__Your goal__.
Show all lines from the listing below that contain "First".

-- Start Stored records --

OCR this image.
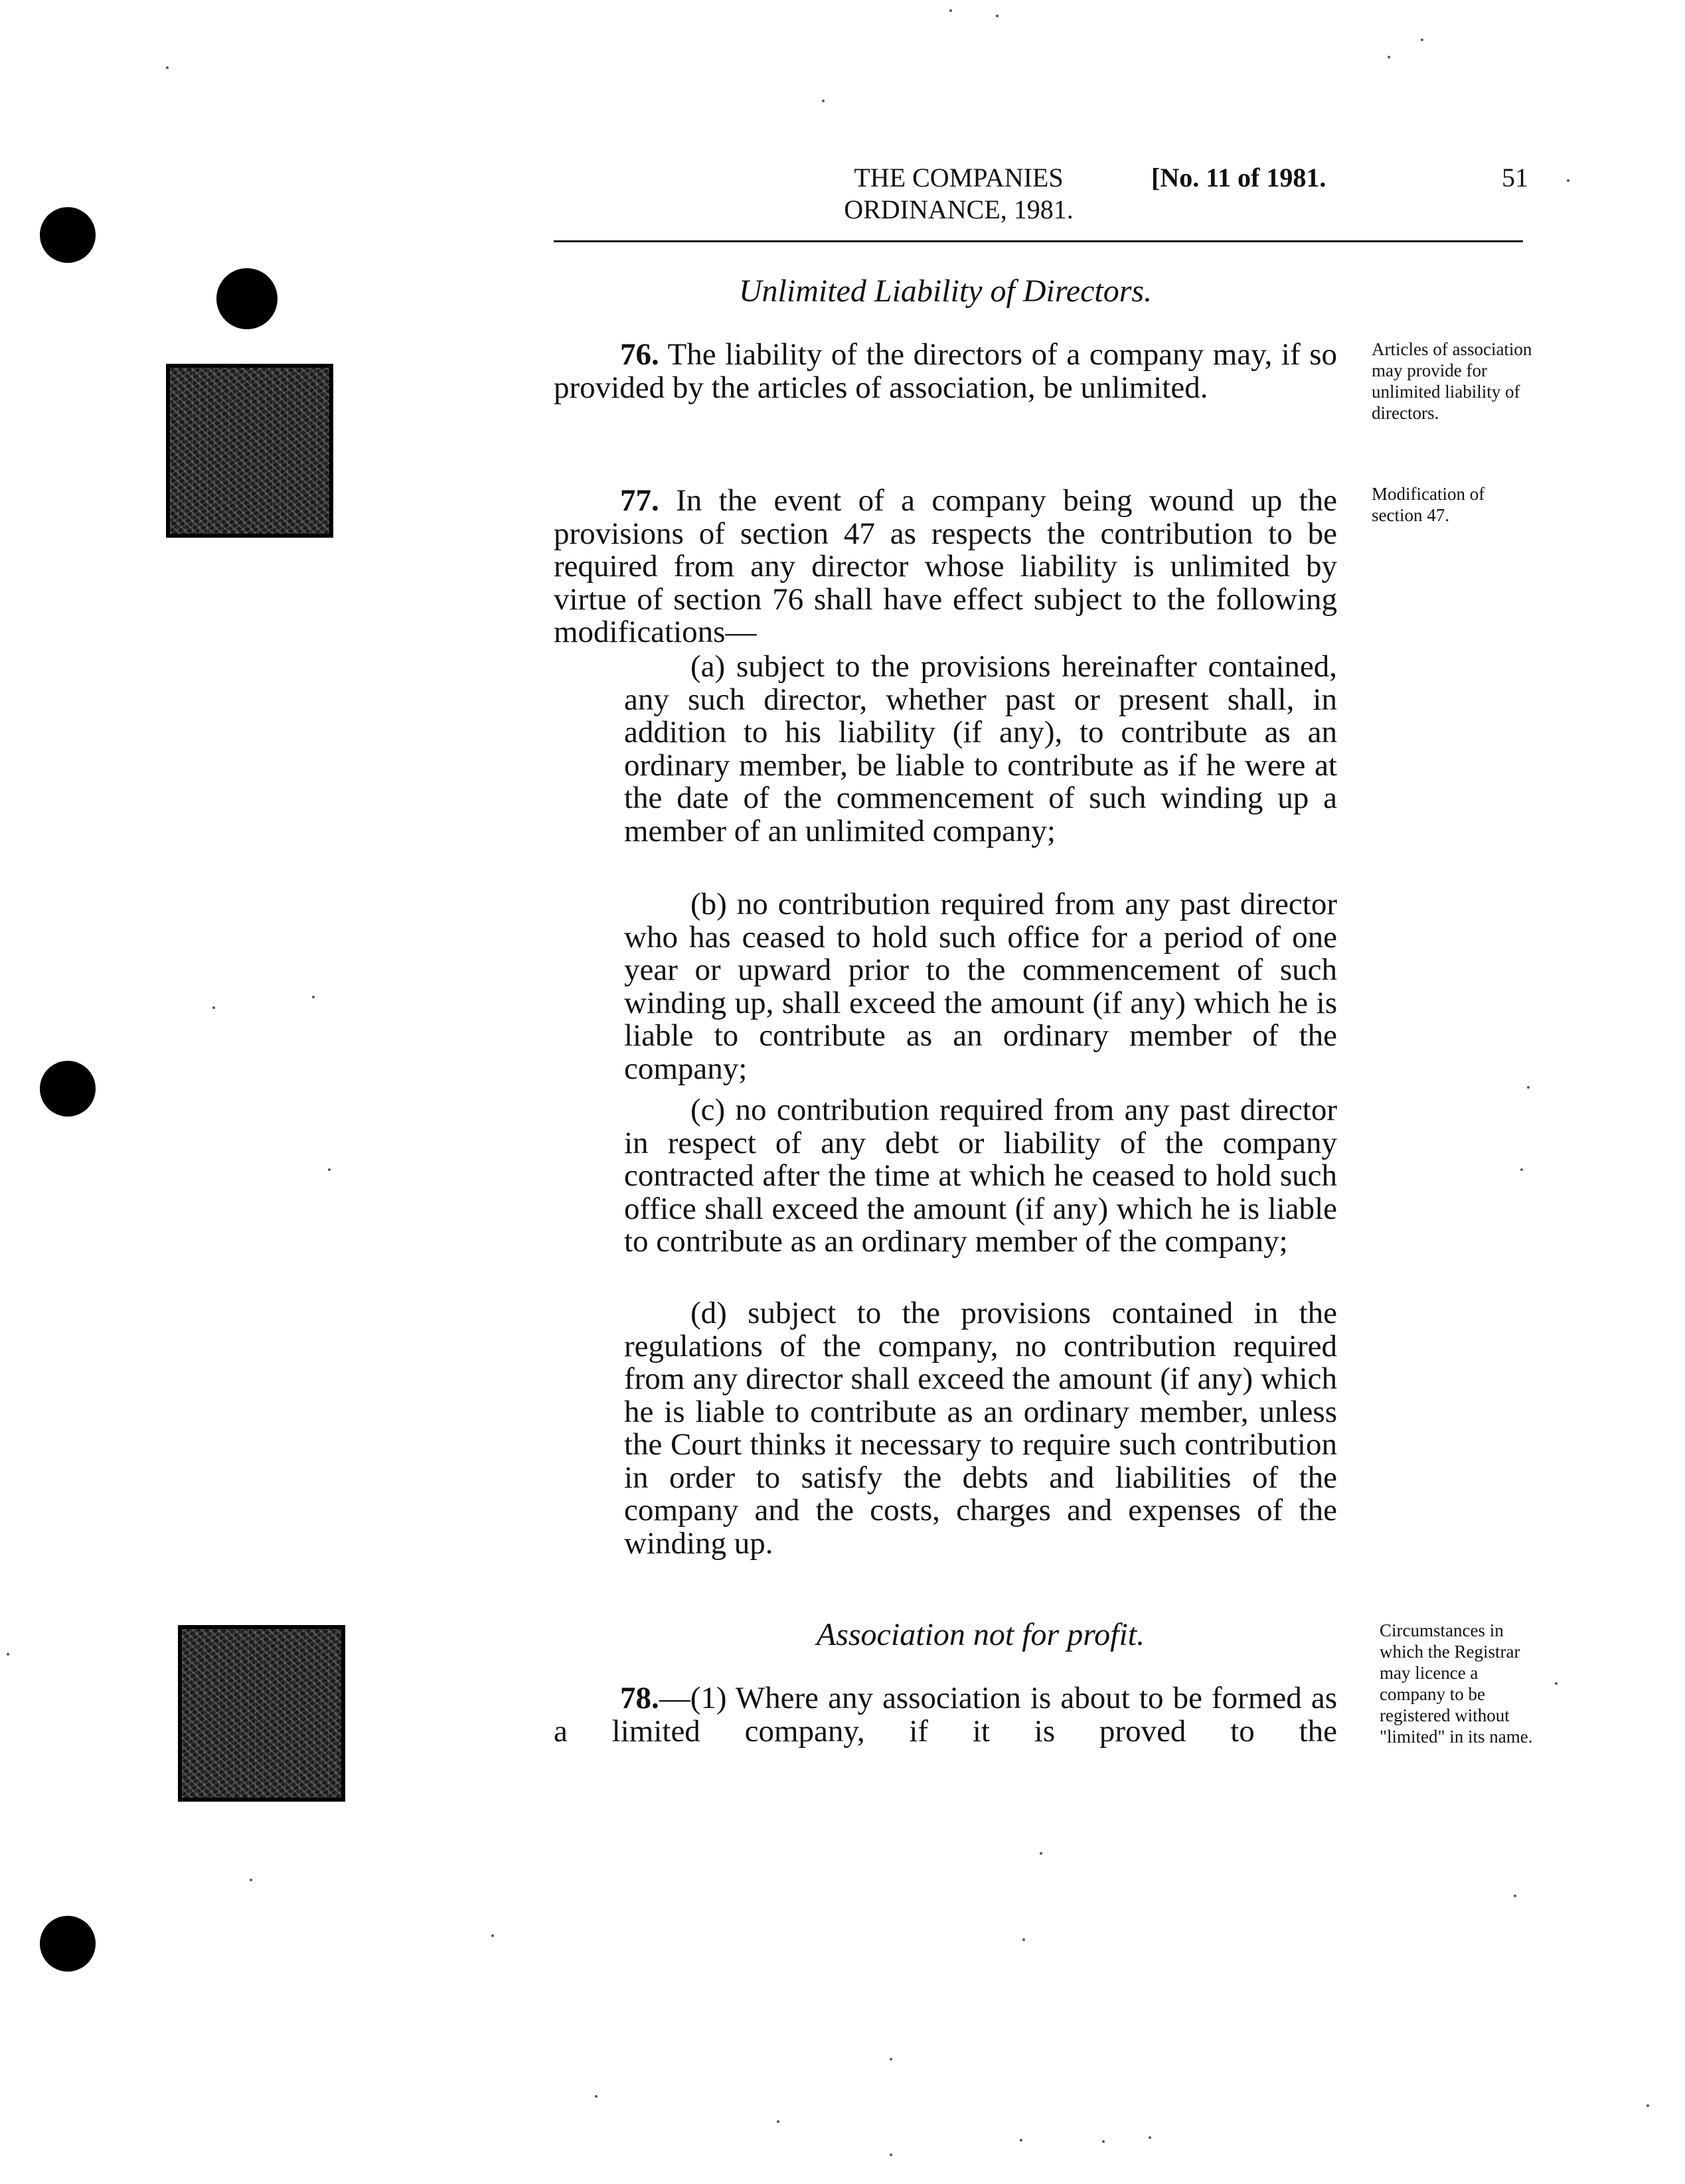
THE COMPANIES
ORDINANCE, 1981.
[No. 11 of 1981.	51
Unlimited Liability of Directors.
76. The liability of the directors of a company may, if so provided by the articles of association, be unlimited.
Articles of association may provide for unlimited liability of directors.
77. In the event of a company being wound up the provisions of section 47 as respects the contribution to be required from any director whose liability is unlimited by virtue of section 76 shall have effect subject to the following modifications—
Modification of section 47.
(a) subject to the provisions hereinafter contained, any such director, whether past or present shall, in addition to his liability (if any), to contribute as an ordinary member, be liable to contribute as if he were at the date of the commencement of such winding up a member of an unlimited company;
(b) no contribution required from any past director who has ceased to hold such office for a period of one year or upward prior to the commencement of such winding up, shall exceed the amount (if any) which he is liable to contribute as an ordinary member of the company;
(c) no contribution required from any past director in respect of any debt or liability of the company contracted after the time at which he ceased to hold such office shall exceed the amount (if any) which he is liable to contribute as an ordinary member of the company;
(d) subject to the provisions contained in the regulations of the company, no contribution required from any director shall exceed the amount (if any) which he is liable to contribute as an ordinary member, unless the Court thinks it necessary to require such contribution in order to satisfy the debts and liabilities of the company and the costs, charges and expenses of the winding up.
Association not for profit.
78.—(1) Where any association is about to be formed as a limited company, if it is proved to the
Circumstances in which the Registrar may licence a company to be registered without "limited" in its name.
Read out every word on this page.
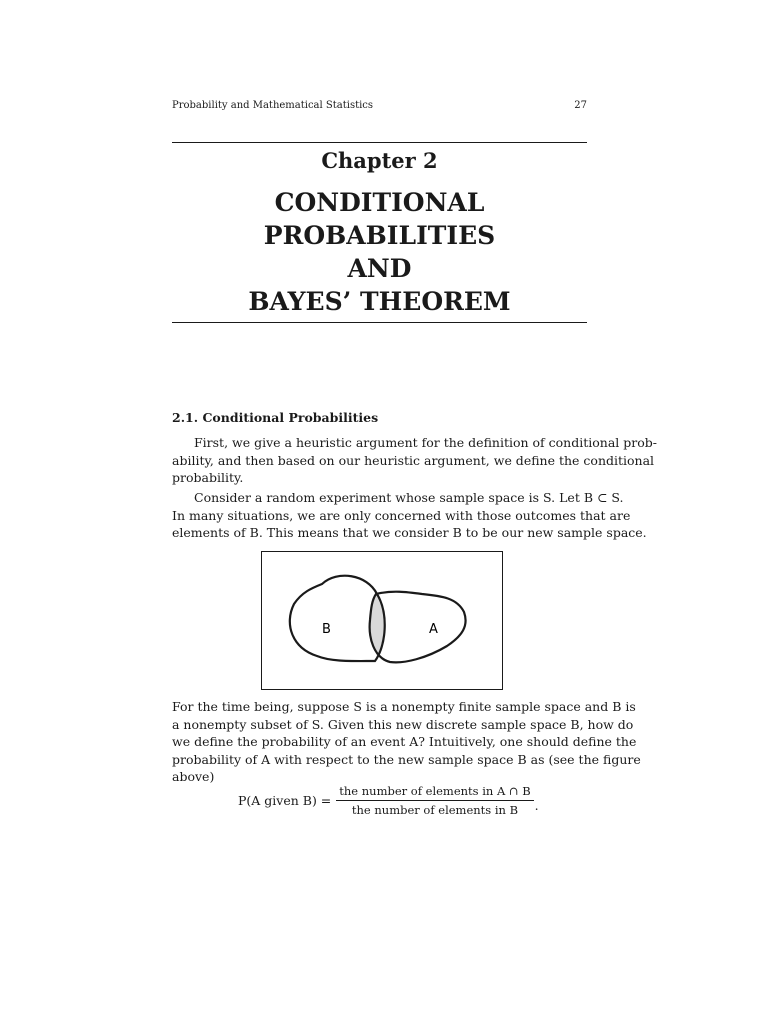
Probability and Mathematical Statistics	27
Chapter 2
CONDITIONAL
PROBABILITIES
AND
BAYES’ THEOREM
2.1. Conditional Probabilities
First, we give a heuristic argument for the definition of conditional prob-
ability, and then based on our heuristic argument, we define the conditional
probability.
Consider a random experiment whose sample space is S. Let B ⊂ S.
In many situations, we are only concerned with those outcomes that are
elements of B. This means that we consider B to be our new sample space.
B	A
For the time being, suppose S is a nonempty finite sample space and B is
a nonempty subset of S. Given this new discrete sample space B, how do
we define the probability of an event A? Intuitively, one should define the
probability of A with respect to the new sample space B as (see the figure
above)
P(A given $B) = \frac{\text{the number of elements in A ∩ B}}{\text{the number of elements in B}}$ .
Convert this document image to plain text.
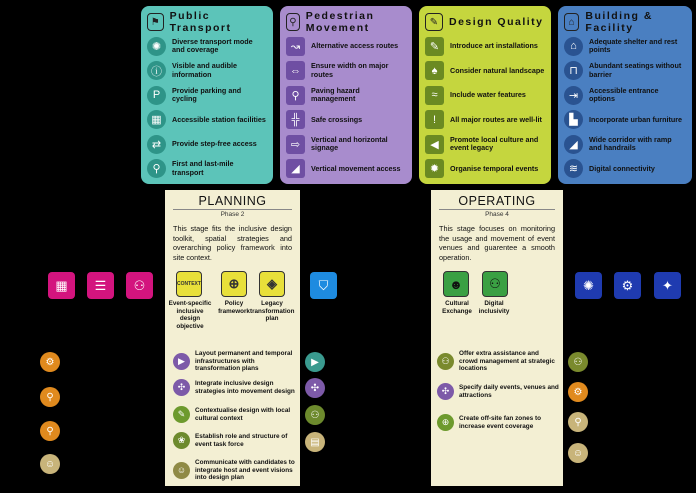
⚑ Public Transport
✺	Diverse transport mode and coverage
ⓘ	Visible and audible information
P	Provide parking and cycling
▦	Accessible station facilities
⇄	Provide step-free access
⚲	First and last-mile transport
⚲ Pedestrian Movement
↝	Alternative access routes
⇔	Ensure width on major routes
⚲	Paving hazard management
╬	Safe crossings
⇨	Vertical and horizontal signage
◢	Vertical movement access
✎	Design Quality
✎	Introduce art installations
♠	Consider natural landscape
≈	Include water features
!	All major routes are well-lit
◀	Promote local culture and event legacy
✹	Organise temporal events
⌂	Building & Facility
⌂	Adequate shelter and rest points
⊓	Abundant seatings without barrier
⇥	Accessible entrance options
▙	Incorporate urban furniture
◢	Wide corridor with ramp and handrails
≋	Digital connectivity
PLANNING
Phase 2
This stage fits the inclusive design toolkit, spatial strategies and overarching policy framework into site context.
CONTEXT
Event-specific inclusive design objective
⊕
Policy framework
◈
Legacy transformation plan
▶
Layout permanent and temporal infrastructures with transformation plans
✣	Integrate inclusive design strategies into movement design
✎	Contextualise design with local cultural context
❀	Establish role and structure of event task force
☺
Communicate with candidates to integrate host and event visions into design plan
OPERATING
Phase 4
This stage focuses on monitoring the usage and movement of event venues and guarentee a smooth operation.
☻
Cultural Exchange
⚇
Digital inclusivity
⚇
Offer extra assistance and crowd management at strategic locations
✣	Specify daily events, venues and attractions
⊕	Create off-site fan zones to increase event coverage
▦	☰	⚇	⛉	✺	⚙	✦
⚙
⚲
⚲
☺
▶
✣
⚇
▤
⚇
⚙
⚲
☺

-- End Stored records --

__Written reply__.
First, we give a heuristic argument for the definition of conditional prob-
⚲	First and last-mile transport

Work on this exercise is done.